§ What you are asked to do
From the entries below, pull out each line where "CBPP" appears.
┌─ Data listing
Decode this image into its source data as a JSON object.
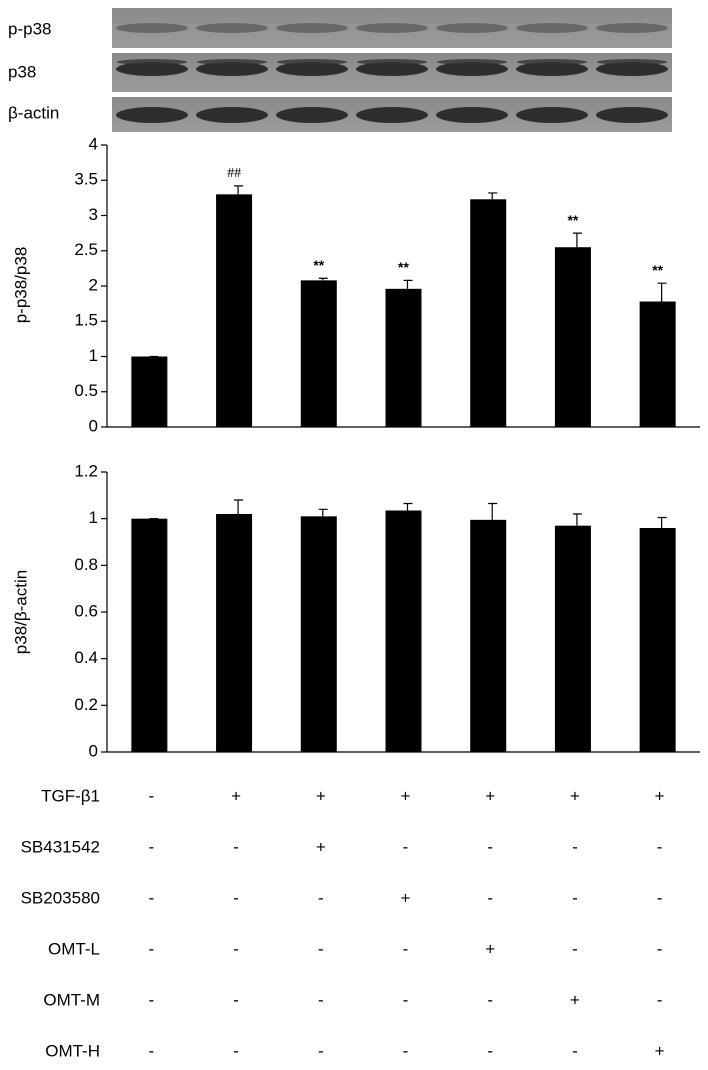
{
  "blot": {
    "labels": [
      "p-p38",
      "p38",
      "β-actin"
    ]
  },
  "chart_data": [
    {
      "type": "bar",
      "ylabel": "p-p38/p38",
      "color": "#000000",
      "values": [
        1,
        3.3,
        2.08,
        1.96,
        3.23,
        2.55,
        1.78
      ],
      "errors": [
        0,
        0.12,
        0.03,
        0.12,
        0.09,
        0.2,
        0.26
      ],
      "annotations": [
        null,
        "##",
        "**",
        "**",
        null,
        "**",
        "**"
      ],
      "ylim": [
        0,
        4
      ],
      "yticks": [
        0,
        0.5,
        1,
        1.5,
        2,
        2.5,
        3,
        3.5,
        4
      ]
    },
    {
      "type": "bar",
      "ylabel": "p38/β-actin",
      "color": "#000000",
      "values": [
        1,
        1.02,
        1.01,
        1.035,
        0.995,
        0.97,
        0.96
      ],
      "errors": [
        0,
        0.06,
        0.03,
        0.03,
        0.07,
        0.05,
        0.045
      ],
      "ylim": [
        0,
        1.2
      ],
      "yticks": [
        0,
        0.2,
        0.4,
        0.6,
        0.8,
        1,
        1.2
      ]
    }
  ],
  "treatments": {
    "rows": [
      {
        "label": "TGF-β1",
        "values": [
          "-",
          "+",
          "+",
          "+",
          "+",
          "+",
          "+"
        ]
      },
      {
        "label": "SB431542",
        "values": [
          "-",
          "-",
          "+",
          "-",
          "-",
          "-",
          "-"
        ]
      },
      {
        "label": "SB203580",
        "values": [
          "-",
          "-",
          "-",
          "+",
          "-",
          "-",
          "-"
        ]
      },
      {
        "label": "OMT-L",
        "values": [
          "-",
          "-",
          "-",
          "-",
          "+",
          "-",
          "-"
        ]
      },
      {
        "label": "OMT-M",
        "values": [
          "-",
          "-",
          "-",
          "-",
          "-",
          "+",
          "-"
        ]
      },
      {
        "label": "OMT-H",
        "values": [
          "-",
          "-",
          "-",
          "-",
          "-",
          "-",
          "+"
        ]
      }
    ]
  }
}
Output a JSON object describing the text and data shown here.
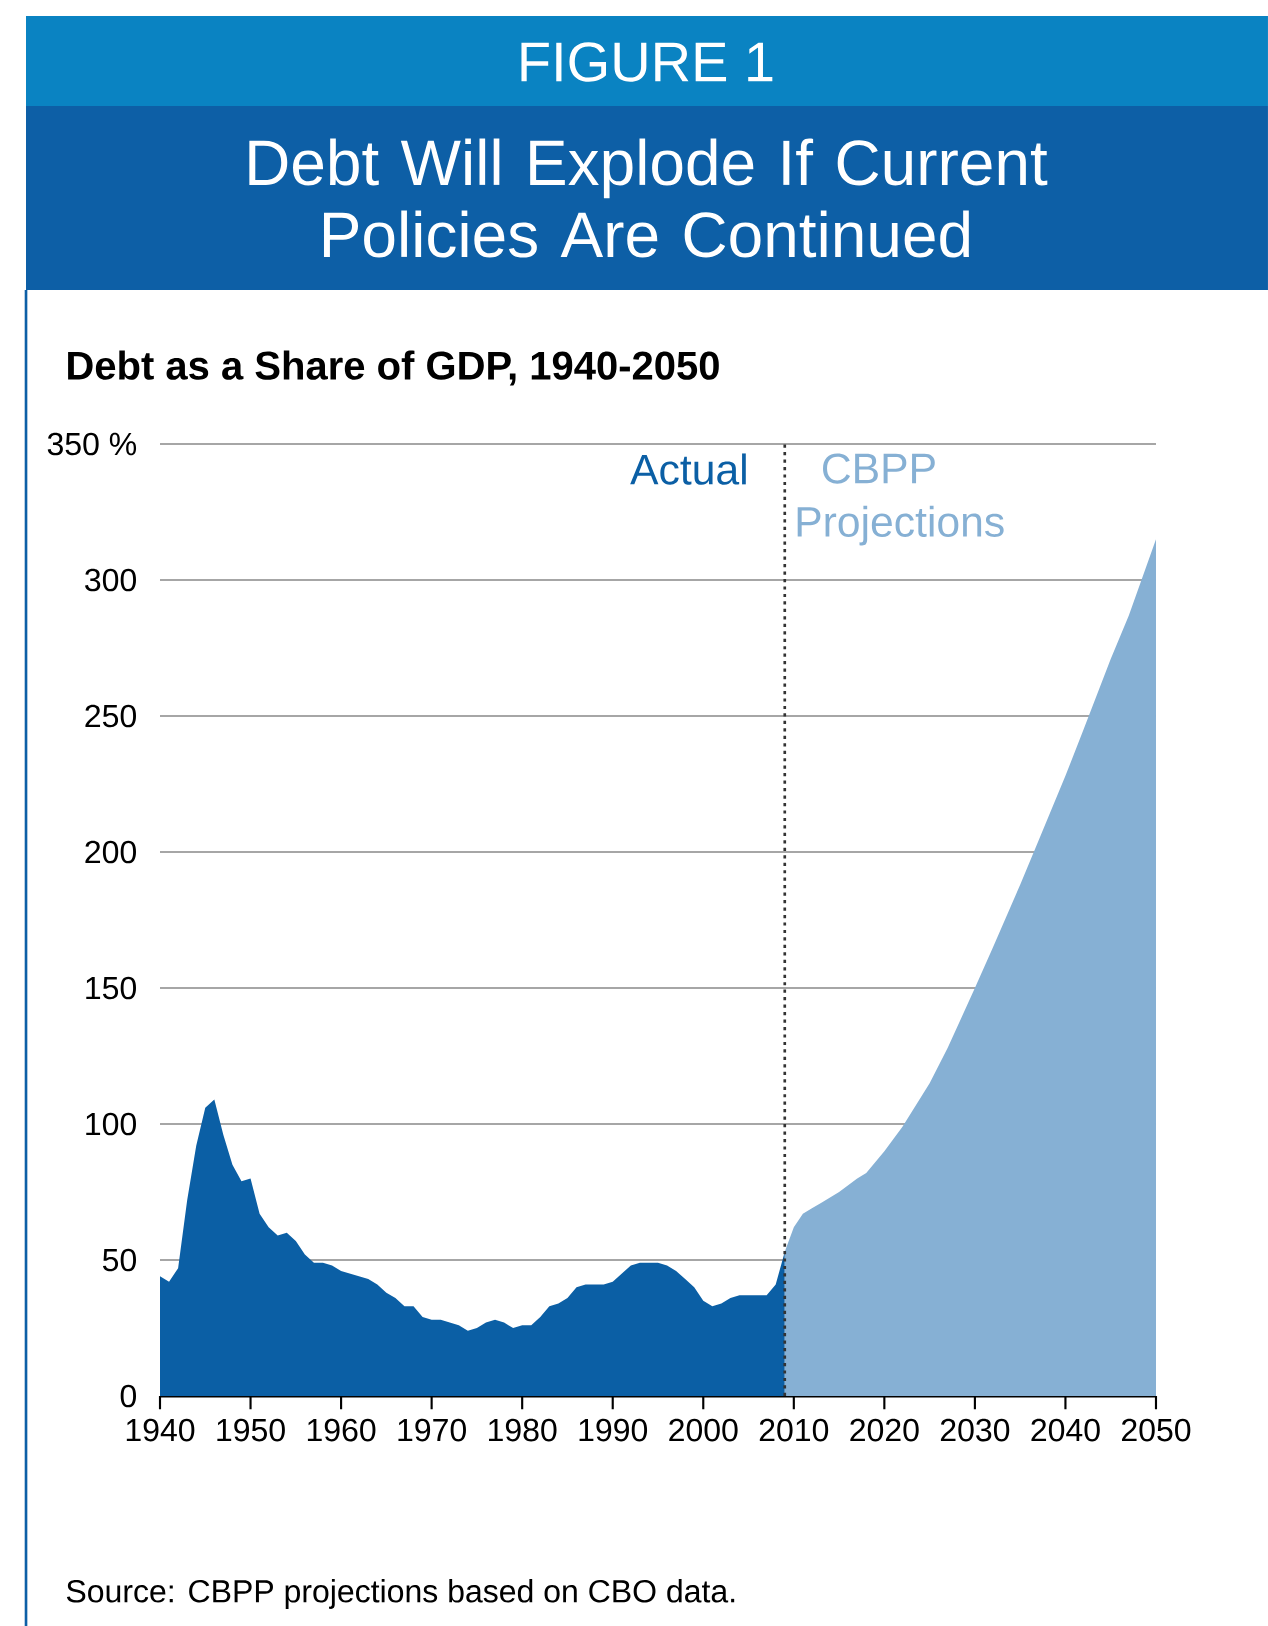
{
  "chart_data": {
    "type": "area",
    "title": "Debt Will Explode If Current Policies Are Continued",
    "subtitle": "Debt as a Share of GDP, 1940-2050",
    "annotations": [
      "FIGURE 1",
      "Source: CBPP projections based on CBO data."
    ],
    "series": [
      {
        "name": "Actual",
        "color": "#0b5fa5",
        "x": [
          1940,
          1941,
          1942,
          1943,
          1944,
          1945,
          1946,
          1947,
          1948,
          1949,
          1950,
          1951,
          1952,
          1953,
          1954,
          1955,
          1956,
          1957,
          1958,
          1959,
          1960,
          1961,
          1962,
          1963,
          1964,
          1965,
          1966,
          1967,
          1968,
          1969,
          1970,
          1971,
          1972,
          1973,
          1974,
          1975,
          1976,
          1977,
          1978,
          1979,
          1980,
          1981,
          1982,
          1983,
          1984,
          1985,
          1986,
          1987,
          1988,
          1989,
          1990,
          1991,
          1992,
          1993,
          1994,
          1995,
          1996,
          1997,
          1998,
          1999,
          2000,
          2001,
          2002,
          2003,
          2004,
          2005,
          2006,
          2007,
          2008,
          2009
        ],
        "values": [
          44,
          42,
          47,
          72,
          92,
          106,
          109,
          96,
          85,
          79,
          80,
          67,
          62,
          59,
          60,
          57,
          52,
          49,
          49,
          48,
          46,
          45,
          44,
          43,
          41,
          38,
          36,
          33,
          33,
          29,
          28,
          28,
          27,
          26,
          24,
          25,
          27,
          28,
          27,
          25,
          26,
          26,
          29,
          33,
          34,
          36,
          40,
          41,
          41,
          41,
          42,
          45,
          48,
          49,
          49,
          49,
          48,
          46,
          43,
          40,
          35,
          33,
          34,
          36,
          37,
          37,
          37,
          37,
          41,
          53
        ]
      },
      {
        "name": "CBPP Projections",
        "color": "#86b0d4",
        "x": [
          2009,
          2010,
          2011,
          2012,
          2013,
          2015,
          2017,
          2018,
          2020,
          2022,
          2025,
          2027,
          2030,
          2032,
          2035,
          2037,
          2040,
          2042,
          2045,
          2047,
          2050
        ],
        "values": [
          53,
          62,
          67,
          69,
          71,
          75,
          80,
          82,
          90,
          99,
          115,
          128,
          150,
          165,
          188,
          204,
          228,
          245,
          271,
          287,
          315
        ]
      }
    ],
    "xlim": [
      1940,
      2050
    ],
    "xticks": [
      1940,
      1950,
      1960,
      1970,
      1980,
      1990,
      2000,
      2010,
      2020,
      2030,
      2040,
      2050
    ],
    "ylim": [
      0,
      350
    ],
    "yticks": [
      0,
      50,
      100,
      150,
      200,
      250,
      300,
      {
        "value": 350,
        "label": "350 %"
      }
    ],
    "grid": "y",
    "ref_lines": [
      {
        "axis": "x",
        "value": 2009,
        "color": "#333333",
        "line_style": "dotted"
      }
    ]
  }
}
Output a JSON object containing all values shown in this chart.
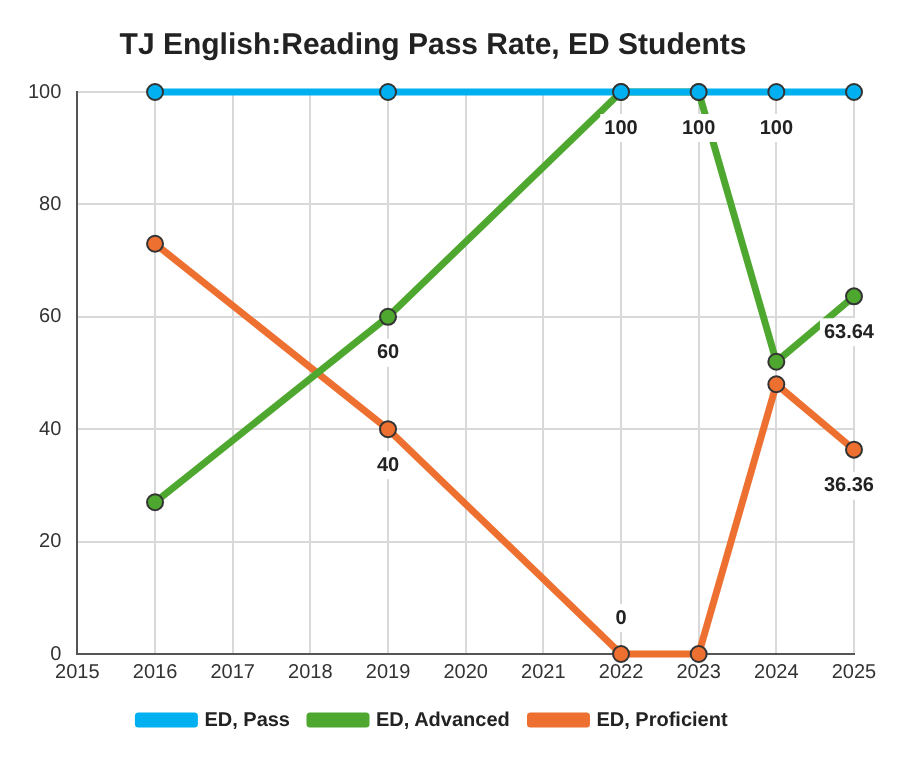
{
  "chart_data": {
    "type": "line",
    "title": "TJ English:Reading Pass Rate, ED Students",
    "x": [
      2016,
      2019,
      2022,
      2023,
      2024,
      2025
    ],
    "xlim": [
      2015,
      2025
    ],
    "xticks": [
      2015,
      2016,
      2017,
      2018,
      2019,
      2020,
      2021,
      2022,
      2023,
      2024,
      2025
    ],
    "ylim": [
      0,
      100
    ],
    "yticks": [
      0,
      20,
      40,
      60,
      80,
      100
    ],
    "grid": true,
    "legend": "bottom",
    "marker": "circle",
    "line_style": "solid",
    "series": [
      {
        "name": "ED, Pass",
        "color": "#00b0f0",
        "values": [
          100,
          100,
          100,
          100,
          100,
          100
        ],
        "value_labels": [
          null,
          null,
          null,
          null,
          "100",
          null
        ]
      },
      {
        "name": "ED, Advanced",
        "color": "#4ea72e",
        "values": [
          27,
          60,
          100,
          100,
          52,
          63.64
        ],
        "value_labels": [
          null,
          "60",
          "100",
          "100",
          null,
          "63.64"
        ]
      },
      {
        "name": "ED, Proficient",
        "color": "#ed7031",
        "values": [
          73,
          40,
          0,
          0,
          48,
          36.36
        ],
        "value_labels": [
          null,
          "40",
          "0",
          null,
          null,
          "36.36"
        ]
      }
    ]
  }
}
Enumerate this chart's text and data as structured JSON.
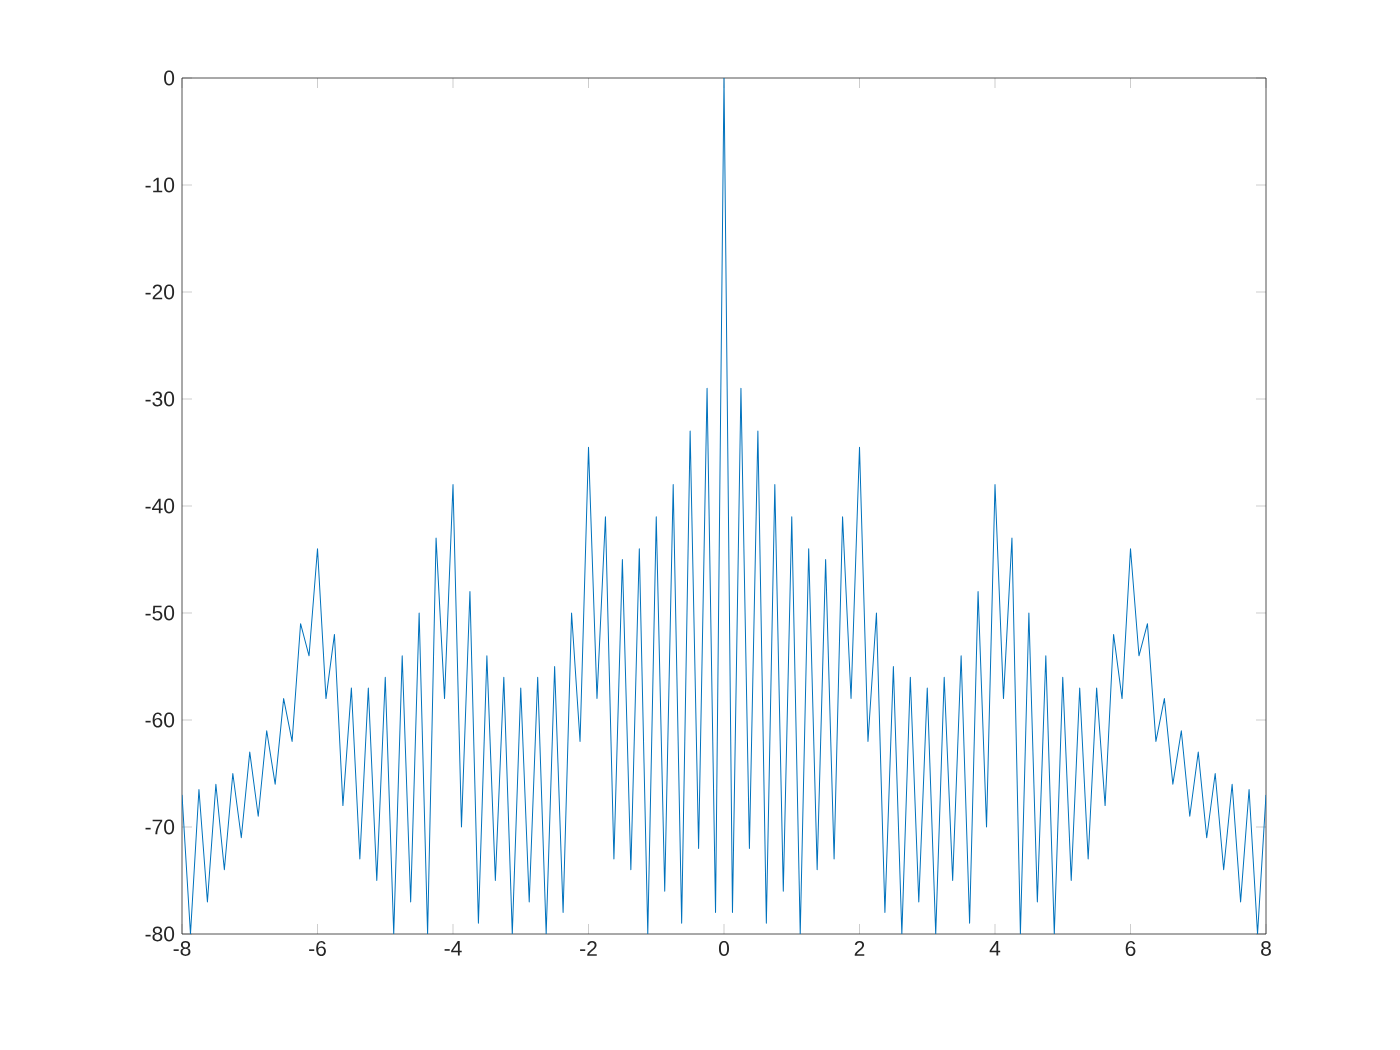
{
  "chart_data": {
    "type": "line",
    "xlim": [
      -8,
      8
    ],
    "ylim": [
      -80,
      0
    ],
    "xticks": [
      -8,
      -6,
      -4,
      -2,
      0,
      2,
      4,
      6,
      8
    ],
    "yticks": [
      -80,
      -70,
      -60,
      -50,
      -40,
      -30,
      -20,
      -10,
      0
    ],
    "grid": false,
    "marker": "none",
    "line_style": "solid",
    "series": [
      {
        "color": "#0072bd",
        "x": [
          -8.0,
          -7.875,
          -7.75,
          -7.625,
          -7.5,
          -7.375,
          -7.25,
          -7.125,
          -7.0,
          -6.875,
          -6.75,
          -6.625,
          -6.5,
          -6.375,
          -6.25,
          -6.125,
          -6.0,
          -5.875,
          -5.75,
          -5.625,
          -5.5,
          -5.375,
          -5.25,
          -5.125,
          -5.0,
          -4.875,
          -4.75,
          -4.625,
          -4.5,
          -4.375,
          -4.25,
          -4.125,
          -4.0,
          -3.875,
          -3.75,
          -3.625,
          -3.5,
          -3.375,
          -3.25,
          -3.125,
          -3.0,
          -2.875,
          -2.75,
          -2.625,
          -2.5,
          -2.375,
          -2.25,
          -2.125,
          -2.0,
          -1.875,
          -1.75,
          -1.625,
          -1.5,
          -1.375,
          -1.25,
          -1.125,
          -1.0,
          -0.875,
          -0.75,
          -0.625,
          -0.5,
          -0.375,
          -0.25,
          -0.125,
          0.0,
          0.125,
          0.25,
          0.375,
          0.5,
          0.625,
          0.75,
          0.875,
          1.0,
          1.125,
          1.25,
          1.375,
          1.5,
          1.625,
          1.75,
          1.875,
          2.0,
          2.125,
          2.25,
          2.375,
          2.5,
          2.625,
          2.75,
          2.875,
          3.0,
          3.125,
          3.25,
          3.375,
          3.5,
          3.625,
          3.75,
          3.875,
          4.0,
          4.125,
          4.25,
          4.375,
          4.5,
          4.625,
          4.75,
          4.875,
          5.0,
          5.125,
          5.25,
          5.375,
          5.5,
          5.625,
          5.75,
          5.875,
          6.0,
          6.125,
          6.25,
          6.375,
          6.5,
          6.625,
          6.75,
          6.875,
          7.0,
          7.125,
          7.25,
          7.375,
          7.5,
          7.625,
          7.75,
          7.875,
          8.0
        ],
        "values": [
          -67,
          -80,
          -66.5,
          -77,
          -66,
          -74,
          -65,
          -71,
          -63,
          -69,
          -61,
          -66,
          -58,
          -62,
          -51,
          -54,
          -44,
          -58,
          -52,
          -68,
          -57,
          -73,
          -57,
          -75,
          -56,
          -80,
          -54,
          -77,
          -50,
          -80,
          -43,
          -58,
          -38,
          -70,
          -48,
          -79,
          -54,
          -75,
          -56,
          -80,
          -57,
          -77,
          -56,
          -80,
          -55,
          -78,
          -50,
          -62,
          -34.5,
          -58,
          -41,
          -73,
          -45,
          -74,
          -44,
          -80,
          -41,
          -76,
          -38,
          -79,
          -33,
          -72,
          -29,
          -78,
          0,
          -78,
          -29,
          -72,
          -33,
          -79,
          -38,
          -76,
          -41,
          -80,
          -44,
          -74,
          -45,
          -73,
          -41,
          -58,
          -34.5,
          -62,
          -50,
          -78,
          -55,
          -80,
          -56,
          -77,
          -57,
          -80,
          -56,
          -75,
          -54,
          -79,
          -48,
          -70,
          -38,
          -58,
          -43,
          -80,
          -50,
          -77,
          -54,
          -80,
          -56,
          -75,
          -57,
          -73,
          -57,
          -68,
          -52,
          -58,
          -44,
          -54,
          -51,
          -62,
          -58,
          -66,
          -61,
          -69,
          -63,
          -71,
          -65,
          -74,
          -66,
          -77,
          -66.5,
          -80,
          -67
        ]
      }
    ]
  }
}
└─
§ Response to this task
      "Source: CBPP projections based on CBO data."
        "name": "CBPP Projections",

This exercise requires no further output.